___ DATA SUPPLIED ___

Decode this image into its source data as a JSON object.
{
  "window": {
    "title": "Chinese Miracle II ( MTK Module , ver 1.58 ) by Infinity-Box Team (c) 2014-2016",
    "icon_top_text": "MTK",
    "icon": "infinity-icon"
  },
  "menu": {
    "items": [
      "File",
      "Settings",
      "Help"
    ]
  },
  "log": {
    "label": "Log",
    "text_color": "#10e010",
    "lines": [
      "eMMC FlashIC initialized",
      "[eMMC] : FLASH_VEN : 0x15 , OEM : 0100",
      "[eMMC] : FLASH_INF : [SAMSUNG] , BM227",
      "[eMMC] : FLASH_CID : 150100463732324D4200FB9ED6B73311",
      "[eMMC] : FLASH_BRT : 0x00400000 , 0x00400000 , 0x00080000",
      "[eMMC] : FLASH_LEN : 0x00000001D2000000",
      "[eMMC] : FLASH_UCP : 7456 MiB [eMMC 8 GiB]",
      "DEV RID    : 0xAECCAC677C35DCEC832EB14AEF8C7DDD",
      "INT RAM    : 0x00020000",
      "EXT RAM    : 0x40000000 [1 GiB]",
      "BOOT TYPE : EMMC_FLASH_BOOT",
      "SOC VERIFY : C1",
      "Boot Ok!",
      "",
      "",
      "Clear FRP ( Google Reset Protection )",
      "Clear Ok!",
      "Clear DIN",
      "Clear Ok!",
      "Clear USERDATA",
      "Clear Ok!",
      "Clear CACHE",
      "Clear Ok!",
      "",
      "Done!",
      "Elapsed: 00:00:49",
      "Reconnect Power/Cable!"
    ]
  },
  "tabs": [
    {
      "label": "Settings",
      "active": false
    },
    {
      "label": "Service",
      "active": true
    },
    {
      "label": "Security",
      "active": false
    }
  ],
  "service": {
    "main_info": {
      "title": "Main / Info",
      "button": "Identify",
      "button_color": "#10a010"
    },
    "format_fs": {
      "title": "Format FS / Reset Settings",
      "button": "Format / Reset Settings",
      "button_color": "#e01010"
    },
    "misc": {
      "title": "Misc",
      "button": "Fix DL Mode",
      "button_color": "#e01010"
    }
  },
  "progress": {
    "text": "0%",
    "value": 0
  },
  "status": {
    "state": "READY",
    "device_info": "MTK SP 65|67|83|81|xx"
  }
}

___

▶ TASK TO COMPLETE
Reproduce the listing in full. Keep it exactly as written.

▶ RESULT
Decode this image into its source data as a JSON object.
{
  "window": {
    "title": "Chinese Miracle II ( MTK Module , ver 1.58 ) by Infinity-Box Team (c) 2014-2016",
    "icon_top_text": "MTK",
    "icon": "infinity-icon"
  },
  "menu": {
    "items": [
      "File",
      "Settings",
      "Help"
    ]
  },
  "log": {
    "label": "Log",
    "text_color": "#10e010",
    "lines": [
      "eMMC FlashIC initialized",
      "[eMMC] : FLASH_VEN : 0x15 , OEM : 0100",
      "[eMMC] : FLASH_INF : [SAMSUNG] , BM227",
      "[eMMC] : FLASH_CID : 150100463732324D4200FB9ED6B73311",
      "[eMMC] : FLASH_BRT : 0x00400000 , 0x00400000 , 0x00080000",
      "[eMMC] : FLASH_LEN : 0x00000001D2000000",
      "[eMMC] : FLASH_UCP : 7456 MiB [eMMC 8 GiB]",
      "DEV RID    : 0xAECCAC677C35DCEC832EB14AEF8C7DDD",
      "INT RAM    : 0x00020000",
      "EXT RAM    : 0x40000000 [1 GiB]",
      "BOOT TYPE : EMMC_FLASH_BOOT",
      "SOC VERIFY : C1",
      "Boot Ok!",
      "",
      "",
      "Clear FRP ( Google Reset Protection )",
      "Clear Ok!",
      "Clear DIN",
      "Clear Ok!",
      "Clear USERDATA",
      "Clear Ok!",
      "Clear CACHE",
      "Clear Ok!",
      "",
      "Done!",
      "Elapsed: 00:00:49",
      "Reconnect Power/Cable!"
    ]
  },
  "tabs": [
    {
      "label": "Settings",
      "active": false
    },
    {
      "label": "Service",
      "active": true
    },
    {
      "label": "Security",
      "active": false
    }
  ],
  "service": {
    "main_info": {
      "title": "Main / Info",
      "button": "Identify",
      "button_color": "#10a010"
    },
    "format_fs": {
      "title": "Format FS / Reset Settings",
      "button": "Format / Reset Settings",
      "button_color": "#e01010"
    },
    "misc": {
      "title": "Misc",
      "button": "Fix DL Mode",
      "button_color": "#e01010"
    }
  },
  "progress": {
    "text": "0%",
    "value": 0
  },
  "status": {
    "state": "READY",
    "device_info": "MTK SP 65|67|83|81|xx"
  }
}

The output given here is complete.